--- START OF INPUT MATERIAL ---

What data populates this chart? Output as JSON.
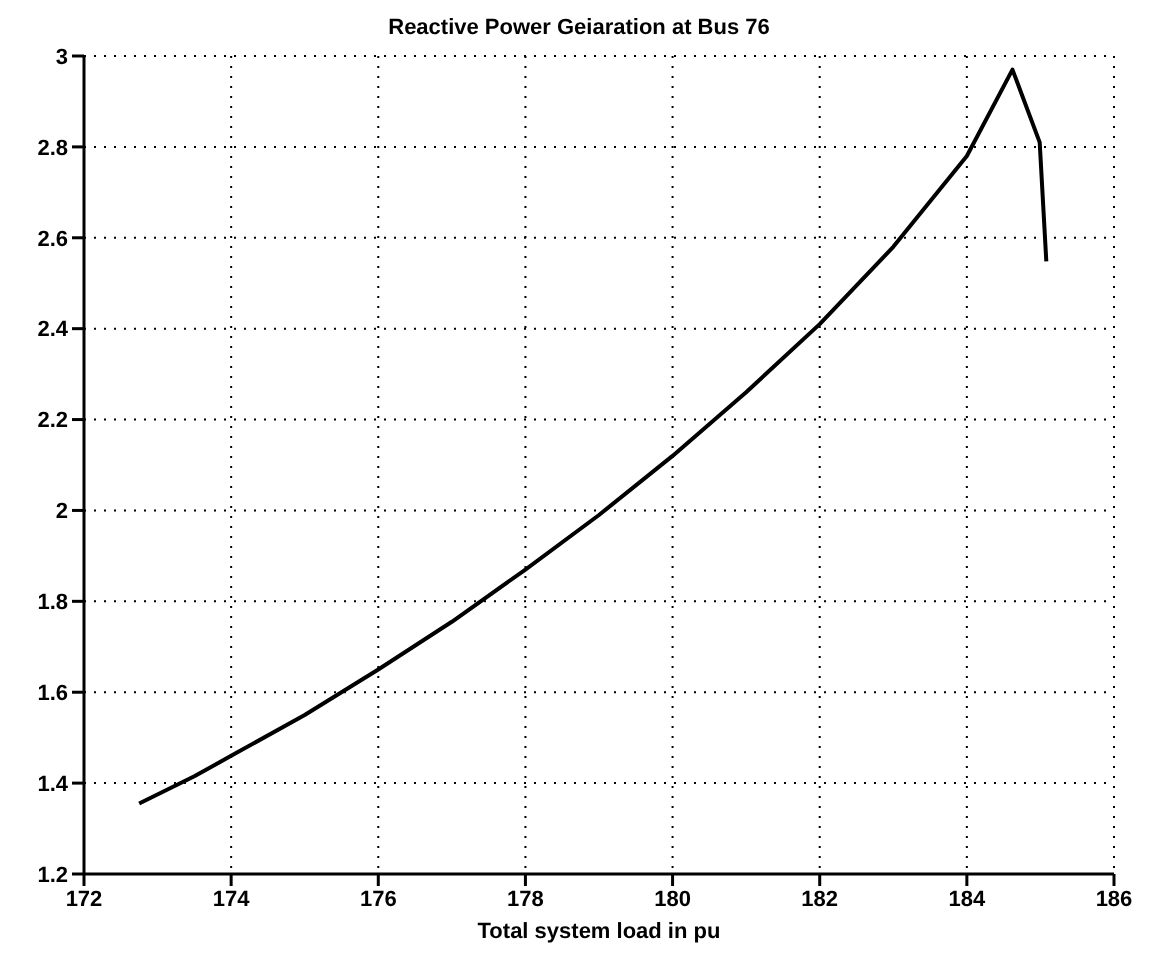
{
  "chart_data": {
    "type": "line",
    "title": "Reactive Power Geiaration at Bus 76",
    "xlabel": "Total system load in pu",
    "x": [
      172.75,
      173.5,
      174,
      175,
      176,
      177,
      178,
      179,
      180,
      181,
      182,
      183,
      184,
      184.62,
      184.99,
      185.08
    ],
    "series": [
      {
        "color": "#000000",
        "values": [
          1.355,
          1.415,
          1.46,
          1.55,
          1.65,
          1.755,
          1.87,
          1.99,
          2.12,
          2.26,
          2.41,
          2.58,
          2.78,
          2.97,
          2.81,
          2.548
        ]
      }
    ],
    "xlim": [
      172,
      186
    ],
    "xticks": [
      172,
      174,
      176,
      178,
      180,
      182,
      184,
      186
    ],
    "ylim": [
      1.2,
      3
    ],
    "yticks": [
      1.2,
      1.4,
      1.6,
      1.8,
      2,
      2.2,
      2.4,
      2.6,
      2.8,
      3
    ],
    "grid": true,
    "marker": "none",
    "line_style": "solid",
    "legend": false
  }
}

--- END OF INPUT MATERIAL ---

» **STATED GOAL**
Omit the pictures and output all of the other material exactly.

» **OUTPUT OF THE TASK**
What data populates this chart? Output as JSON.
{
  "chart_data": {
    "type": "line",
    "title": "Reactive Power Geiaration at Bus 76",
    "xlabel": "Total system load in pu",
    "x": [
      172.75,
      173.5,
      174,
      175,
      176,
      177,
      178,
      179,
      180,
      181,
      182,
      183,
      184,
      184.62,
      184.99,
      185.08
    ],
    "series": [
      {
        "color": "#000000",
        "values": [
          1.355,
          1.415,
          1.46,
          1.55,
          1.65,
          1.755,
          1.87,
          1.99,
          2.12,
          2.26,
          2.41,
          2.58,
          2.78,
          2.97,
          2.81,
          2.548
        ]
      }
    ],
    "xlim": [
      172,
      186
    ],
    "xticks": [
      172,
      174,
      176,
      178,
      180,
      182,
      184,
      186
    ],
    "ylim": [
      1.2,
      3
    ],
    "yticks": [
      1.2,
      1.4,
      1.6,
      1.8,
      2,
      2.2,
      2.4,
      2.6,
      2.8,
      3
    ],
    "grid": true,
    "marker": "none",
    "line_style": "solid",
    "legend": false
  }
}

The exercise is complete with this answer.